WHAT TO DO – Your task is to output the entries below word for word.

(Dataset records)
......
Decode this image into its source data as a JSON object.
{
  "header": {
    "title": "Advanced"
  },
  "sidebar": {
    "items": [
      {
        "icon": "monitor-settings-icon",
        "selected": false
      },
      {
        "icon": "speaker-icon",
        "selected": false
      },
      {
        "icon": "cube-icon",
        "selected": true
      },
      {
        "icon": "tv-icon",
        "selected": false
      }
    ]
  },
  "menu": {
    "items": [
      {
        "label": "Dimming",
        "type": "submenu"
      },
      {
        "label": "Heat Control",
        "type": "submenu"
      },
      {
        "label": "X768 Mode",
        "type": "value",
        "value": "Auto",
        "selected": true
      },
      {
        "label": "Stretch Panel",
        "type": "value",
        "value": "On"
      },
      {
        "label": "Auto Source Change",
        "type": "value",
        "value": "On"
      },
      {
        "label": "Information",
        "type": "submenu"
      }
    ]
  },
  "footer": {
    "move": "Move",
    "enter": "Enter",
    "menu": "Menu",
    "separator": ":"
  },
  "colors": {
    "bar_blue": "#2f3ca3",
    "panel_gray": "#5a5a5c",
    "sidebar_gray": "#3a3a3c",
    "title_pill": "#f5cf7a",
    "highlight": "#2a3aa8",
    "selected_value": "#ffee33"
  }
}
......
RESULT OF THE EXERCISE –
Decode this image into its source data as a JSON object.
{
  "header": {
    "title": "Advanced"
  },
  "sidebar": {
    "items": [
      {
        "icon": "monitor-settings-icon",
        "selected": false
      },
      {
        "icon": "speaker-icon",
        "selected": false
      },
      {
        "icon": "cube-icon",
        "selected": true
      },
      {
        "icon": "tv-icon",
        "selected": false
      }
    ]
  },
  "menu": {
    "items": [
      {
        "label": "Dimming",
        "type": "submenu"
      },
      {
        "label": "Heat Control",
        "type": "submenu"
      },
      {
        "label": "X768 Mode",
        "type": "value",
        "value": "Auto",
        "selected": true
      },
      {
        "label": "Stretch Panel",
        "type": "value",
        "value": "On"
      },
      {
        "label": "Auto Source Change",
        "type": "value",
        "value": "On"
      },
      {
        "label": "Information",
        "type": "submenu"
      }
    ]
  },
  "footer": {
    "move": "Move",
    "enter": "Enter",
    "menu": "Menu",
    "separator": ":"
  },
  "colors": {
    "bar_blue": "#2f3ca3",
    "panel_gray": "#5a5a5c",
    "sidebar_gray": "#3a3a3c",
    "title_pill": "#f5cf7a",
    "highlight": "#2a3aa8",
    "selected_value": "#ffee33"
  }
}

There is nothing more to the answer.